----- Given information

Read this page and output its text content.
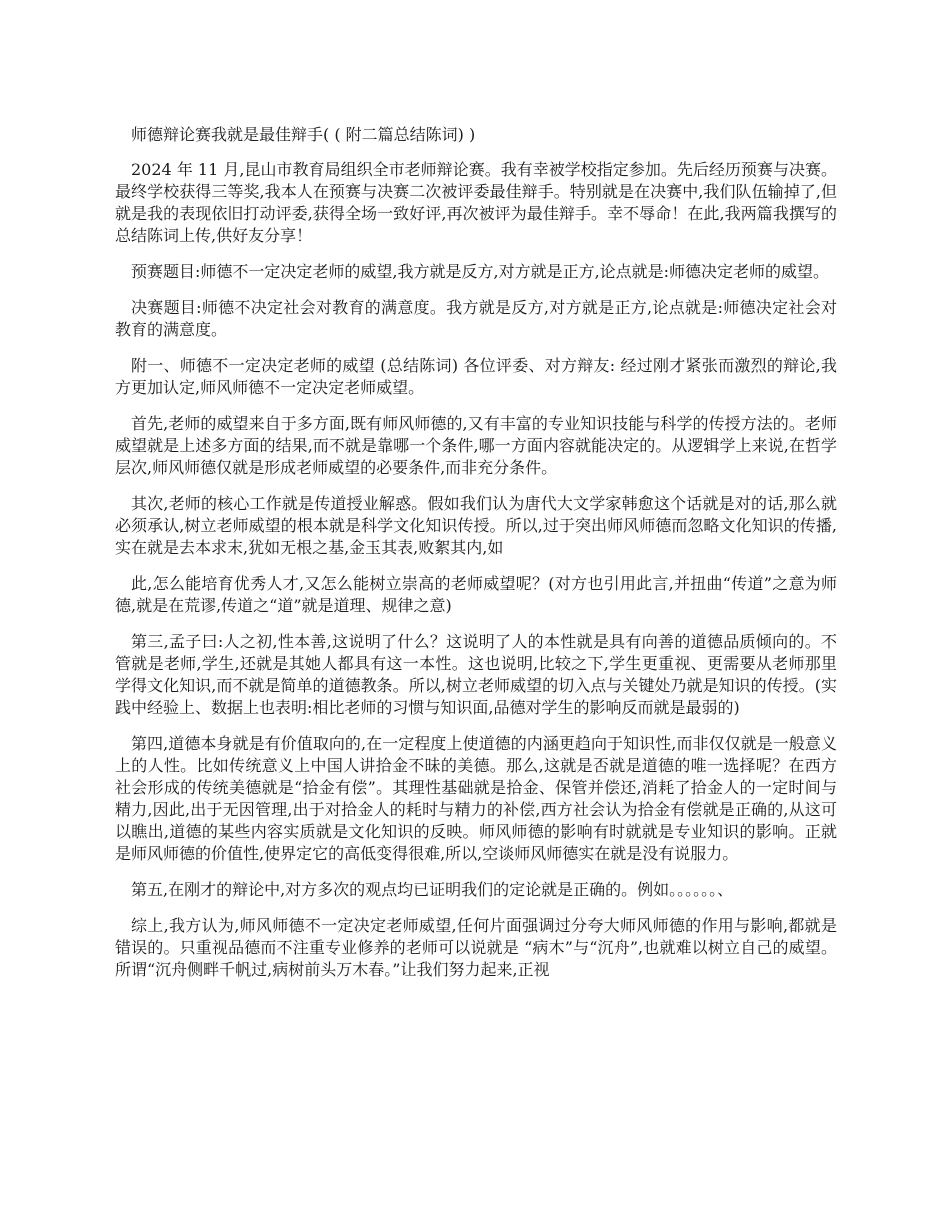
师德辩论赛我就是最佳辩手( ( 附二篇总结陈词) )

2024 年 11 月,昆山市教育局组织全市老师辩论赛。我有幸被学校指定参加。先后经历预赛与决赛。最终学校获得三等奖,我本人在预赛与决赛二次被评委最佳辩手。特别就是在决赛中,我们队伍输掉了,但就是我的表现依旧打动评委,获得全场一致好评,再次被评为最佳辩手。幸不辱命！在此,我两篇我撰写的总结陈词上传,供好友分享！

预赛题目:师德不一定决定老师的威望,我方就是反方,对方就是正方,论点就是:师德决定老师的威望。

决赛题目:师德不决定社会对教育的满意度。我方就是反方,对方就是正方,论点就是:师德决定社会对教育的满意度。

附一、师德不一定决定老师的威望 (总结陈词) 各位评委、对方辩友: 经过刚才紧张而激烈的辩论,我方更加认定,师风师德不一定决定老师威望。

首先,老师的威望来自于多方面,既有师风师德的,又有丰富的专业知识技能与科学的传授方法的。老师威望就是上述多方面的结果,而不就是靠哪一个条件,哪一方面内容就能决定的。从逻辑学上来说,在哲学层次,师风师德仅就是形成老师威望的必要条件,而非充分条件。

其次,老师的核心工作就是传道授业解惑。假如我们认为唐代大文学家韩愈这个话就是对的话,那么就必须承认,树立老师威望的根本就是科学文化知识传授。所以,过于突出师风师德而忽略文化知识的传播,实在就是去本求末,犹如无根之基,金玉其表,败絮其内,如

此,怎么能培育优秀人才,又怎么能树立崇高的老师威望呢？(对方也引用此言,并扭曲“传道”之意为师德,就是在荒谬,传道之“道”就是道理、规律之意)

第三,孟子曰:人之初,性本善,这说明了什么？这说明了人的本性就是具有向善的道德品质倾向的。不管就是老师,学生,还就是其她人都具有这一本性。这也说明,比较之下,学生更重视、更需要从老师那里学得文化知识,而不就是简单的道德教条。所以,树立老师威望的切入点与关键处乃就是知识的传授。(实践中经验上、数据上也表明:相比老师的习惯与知识面,品德对学生的影响反而就是最弱的)

第四,道德本身就是有价值取向的,在一定程度上使道德的内涵更趋向于知识性,而非仅仅就是一般意义上的人性。比如传统意义上中国人讲拾金不昧的美德。那么,这就是否就是道德的唯一选择呢？在西方社会形成的传统美德就是“拾金有偿”。其理性基础就是拾金、保管并偿还,消耗了拾金人的一定时间与精力,因此,出于无因管理,出于对拾金人的耗时与精力的补偿,西方社会认为拾金有偿就是正确的,从这可以瞧出,道德的某些内容实质就是文化知识的反映。师风师德的影响有时就就是专业知识的影响。正就是师风师德的价值性,使界定它的高低变得很难,所以,空谈师风师德实在就是没有说服力。

第五,在刚才的辩论中,对方多次的观点均已证明我们的定论就是正确的。例如。。。。。。、

综上,我方认为,师风师德不一定决定老师威望,任何片面强调过分夸大师风师德的作用与影响,都就是错误的。只重视品德而不注重专业修养的老师可以说就是 “病木”与“沉舟”,也就难以树立自己的威望。所谓“沉舟侧畔千帆过,病树前头万木春。”让我们努力起来,正视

----------

Check each line of the records for the word "对方就是正方", and show the lines that contain it.

Task response:
预赛题目:师德不一定决定老师的威望,我方就是反方,对方就是正方,论点就是:师德决定老师的威望。
决赛题目:师德不决定社会对教育的满意度。我方就是反方,对方就是正方,论点就是:师德决定社会对教育的满意度。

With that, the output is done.